*What to work on*
Collect all lines below with the string "项目投资合作合同".

(Recorded data)

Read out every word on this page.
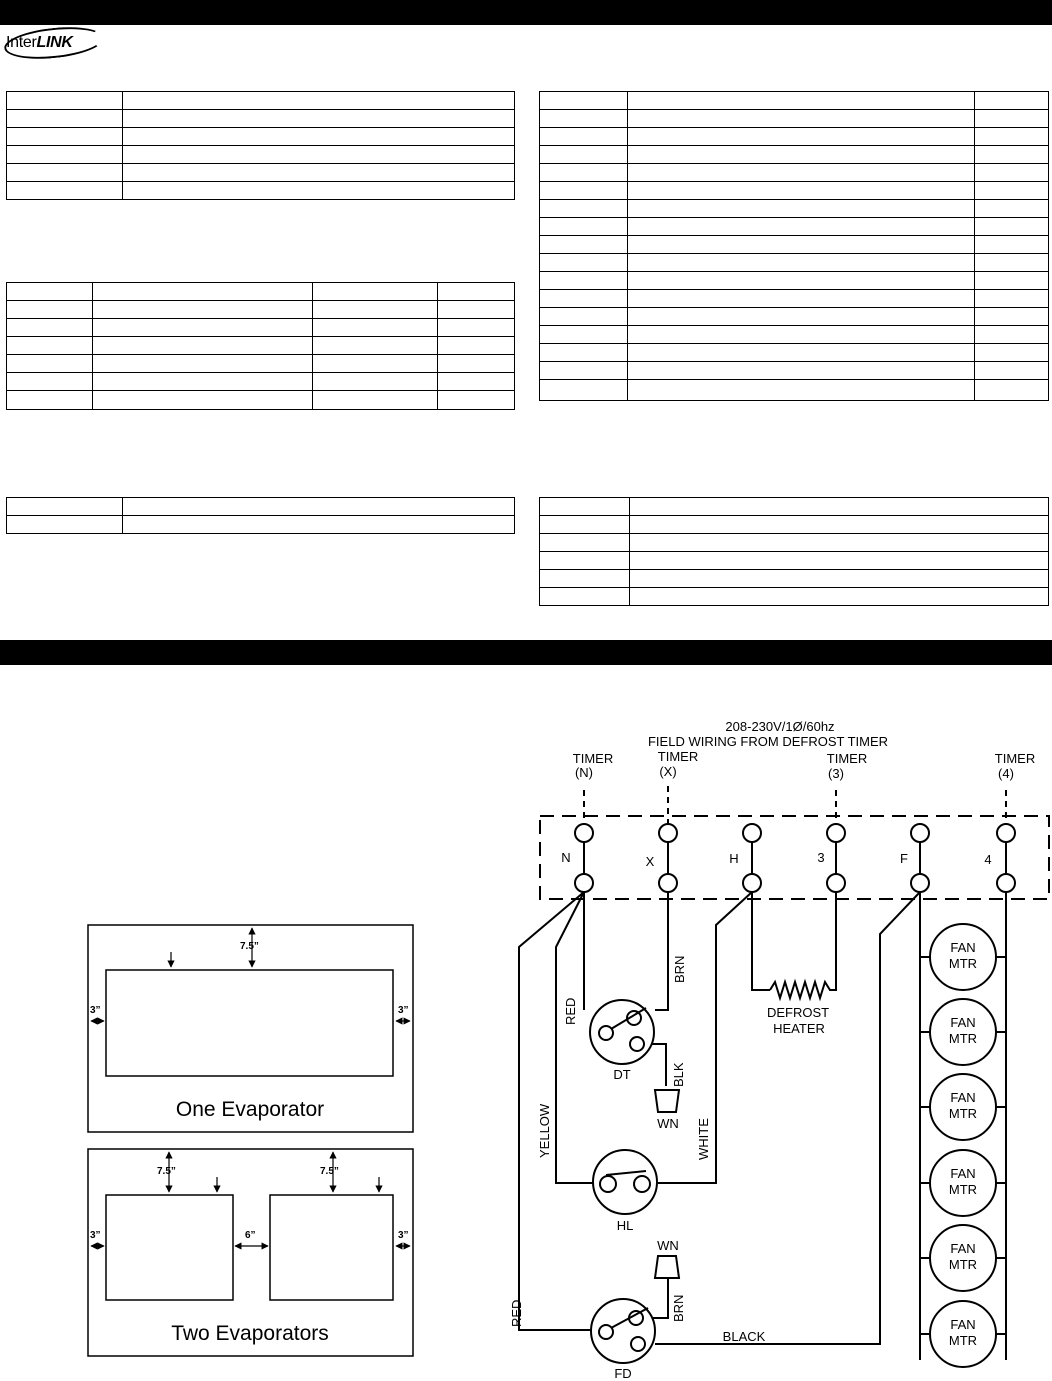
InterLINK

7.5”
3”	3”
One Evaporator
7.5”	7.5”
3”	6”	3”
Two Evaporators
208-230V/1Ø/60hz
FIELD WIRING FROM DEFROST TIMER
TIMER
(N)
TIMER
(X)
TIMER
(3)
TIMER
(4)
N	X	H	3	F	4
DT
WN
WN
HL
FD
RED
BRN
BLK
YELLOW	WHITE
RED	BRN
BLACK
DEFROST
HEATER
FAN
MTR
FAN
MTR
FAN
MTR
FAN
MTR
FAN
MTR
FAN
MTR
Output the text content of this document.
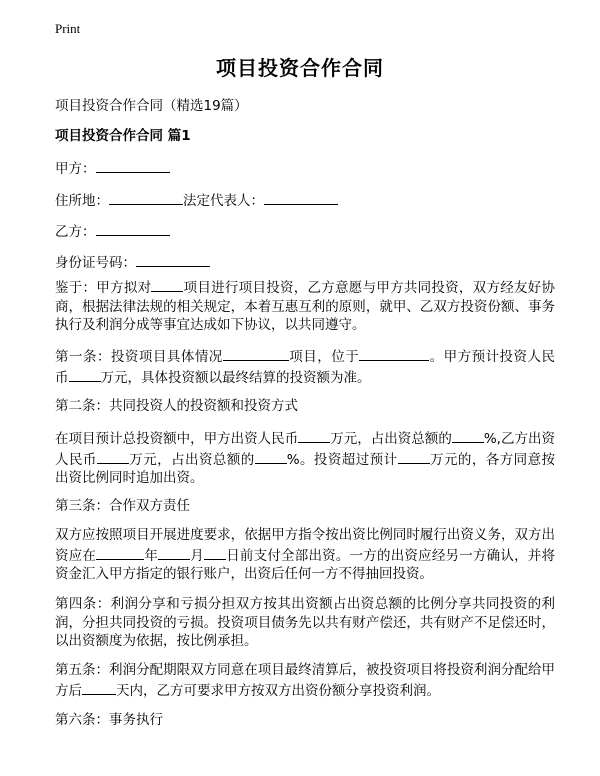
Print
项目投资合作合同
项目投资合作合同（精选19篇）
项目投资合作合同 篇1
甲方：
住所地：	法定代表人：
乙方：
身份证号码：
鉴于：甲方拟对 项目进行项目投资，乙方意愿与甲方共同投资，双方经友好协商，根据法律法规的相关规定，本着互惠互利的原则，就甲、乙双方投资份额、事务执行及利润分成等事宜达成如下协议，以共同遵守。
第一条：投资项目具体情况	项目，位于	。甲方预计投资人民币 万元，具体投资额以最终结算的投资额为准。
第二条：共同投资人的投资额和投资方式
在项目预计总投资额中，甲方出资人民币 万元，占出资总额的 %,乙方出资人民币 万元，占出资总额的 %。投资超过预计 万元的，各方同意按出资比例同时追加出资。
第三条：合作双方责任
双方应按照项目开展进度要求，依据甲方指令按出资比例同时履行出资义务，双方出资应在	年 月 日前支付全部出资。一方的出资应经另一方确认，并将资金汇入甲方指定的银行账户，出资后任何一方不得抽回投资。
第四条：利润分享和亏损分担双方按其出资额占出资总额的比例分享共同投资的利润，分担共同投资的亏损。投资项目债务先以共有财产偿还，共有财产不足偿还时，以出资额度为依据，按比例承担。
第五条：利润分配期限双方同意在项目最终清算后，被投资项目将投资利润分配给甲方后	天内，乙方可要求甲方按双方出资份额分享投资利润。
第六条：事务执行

*Output below*
项目投资合作合同
项目投资合作合同（精选19篇）
项目投资合作合同 篇1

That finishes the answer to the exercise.